Raw records:
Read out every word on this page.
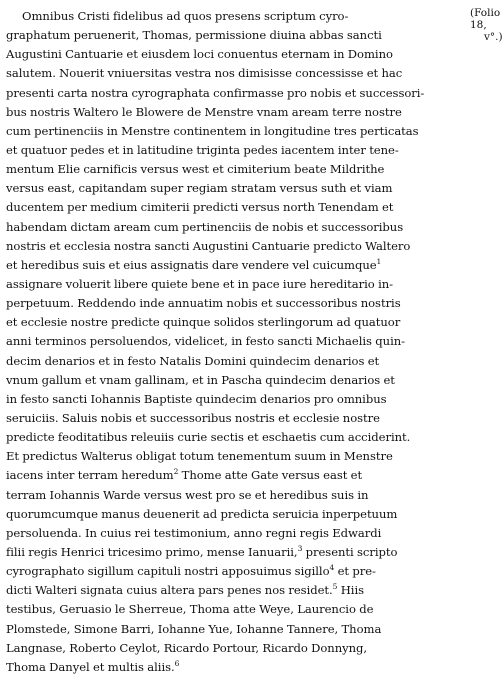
(Folio 18,
v°.)
Omnibus Cristi fidelibus ad quos presens scriptum cyro-
graphatum peruenerit, Thomas, permissione diuina abbas sancti
Augustini Cantuarie et eiusdem loci conuentus eternam in Domino
salutem. Nouerit vniuersitas vestra nos dimisisse concessisse et hac
presenti carta nostra cyrographata confirmasse pro nobis et successori-
bus nostris Waltero le Blowere de Menstre vnam aream terre nostre
cum pertinenciis in Menstre continentem in longitudine tres perticatas
et quatuor pedes et in latitudine triginta pedes iacentem inter tene-
mentum Elie carnificis versus west et cimiterium beate Mildrithe
versus east, capitandam super regiam stratam versus suth et viam
ducentem per medium cimiterii predicti versus north Tenendam et
habendam dictam aream cum pertinenciis de nobis et successoribus
nostris et ecclesia nostra sancti Augustini Cantuarie predicto Waltero
et heredibus suis et eius assignatis dare vendere vel cuicumque$^1$
assignare voluerit libere quiete bene et in pace iure hereditario in-
perpetuum. Reddendo inde annuatim nobis et successoribus nostris
et ecclesie nostre predicte quinque solidos sterlingorum ad quatuor
anni terminos persoluendos, videlicet, in festo sancti Michaelis quin-
decim denarios et in festo Natalis Domini quindecim denarios et
vnum gallum et vnam gallinam, et in Pascha quindecim denarios et
in festo sancti Iohannis Baptiste quindecim denarios pro omnibus
seruiciis. Saluis nobis et successoribus nostris et ecclesie nostre
predicte feoditatibus releuiis curie sectis et eschaetis cum acciderint.
Et predictus Walterus obligat totum tenementum suum in Menstre
iacens inter terram heredum$^2$ Thome atte Gate versus east et
terram Iohannis Warde versus west pro se et heredibus suis in
quorumcumque manus deuenerit ad predicta seruicia inperpetuum
persoluenda. In cuius rei testimonium, anno regni regis Edwardi
filii regis Henrici tricesimo primo, mense Ianuarii,$^3$ presenti scripto
cyrographato sigillum capituli nostri apposuimus sigillo$^4$ et pre-
dicti Walteri signata cuius altera pars penes nos residet.$^5$ Hiis
testibus, Geruasio le Sherreue, Thoma atte Weye, Laurencio de
Plomstede, Simone Barri, Iohanne Yue, Iohanne Tannere, Thoma
Langnase, Roberto Ceylot, Ricardo Portour, Ricardo Donnyng,
Thoma Danyel et multis aliis.$^6$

• **Prompt**
All of the entries above should be duplicated exactly, except for the pictures.

• **The answer**
Read out every word on this page.
(Folio 18,
v°.)
Omnibus Cristi fidelibus ad quos presens scriptum cyro-
graphatum peruenerit, Thomas, permissione diuina abbas sancti
Augustini Cantuarie et eiusdem loci conuentus eternam in Domino
salutem. Nouerit vniuersitas vestra nos dimisisse concessisse et hac
presenti carta nostra cyrographata confirmasse pro nobis et successori-
bus nostris Waltero le Blowere de Menstre vnam aream terre nostre
cum pertinenciis in Menstre continentem in longitudine tres perticatas
et quatuor pedes et in latitudine triginta pedes iacentem inter tene-
mentum Elie carnificis versus west et cimiterium beate Mildrithe
versus east, capitandam super regiam stratam versus suth et viam
ducentem per medium cimiterii predicti versus north Tenendam et
habendam dictam aream cum pertinenciis de nobis et successoribus
nostris et ecclesia nostra sancti Augustini Cantuarie predicto Waltero
et heredibus suis et eius assignatis dare vendere vel cuicumque$^1$
assignare voluerit libere quiete bene et in pace iure hereditario in-
perpetuum. Reddendo inde annuatim nobis et successoribus nostris
et ecclesie nostre predicte quinque solidos sterlingorum ad quatuor
anni terminos persoluendos, videlicet, in festo sancti Michaelis quin-
decim denarios et in festo Natalis Domini quindecim denarios et
vnum gallum et vnam gallinam, et in Pascha quindecim denarios et
in festo sancti Iohannis Baptiste quindecim denarios pro omnibus
seruiciis. Saluis nobis et successoribus nostris et ecclesie nostre
predicte feoditatibus releuiis curie sectis et eschaetis cum acciderint.
Et predictus Walterus obligat totum tenementum suum in Menstre
iacens inter terram heredum$^2$ Thome atte Gate versus east et
terram Iohannis Warde versus west pro se et heredibus suis in
quorumcumque manus deuenerit ad predicta seruicia inperpetuum
persoluenda. In cuius rei testimonium, anno regni regis Edwardi
filii regis Henrici tricesimo primo, mense Ianuarii,$^3$ presenti scripto
cyrographato sigillum capituli nostri apposuimus sigillo$^4$ et pre-
dicti Walteri signata cuius altera pars penes nos residet.$^5$ Hiis
testibus, Geruasio le Sherreue, Thoma atte Weye, Laurencio de
Plomstede, Simone Barri, Iohanne Yue, Iohanne Tannere, Thoma
Langnase, Roberto Ceylot, Ricardo Portour, Ricardo Donnyng,
Thoma Danyel et multis aliis.$^6$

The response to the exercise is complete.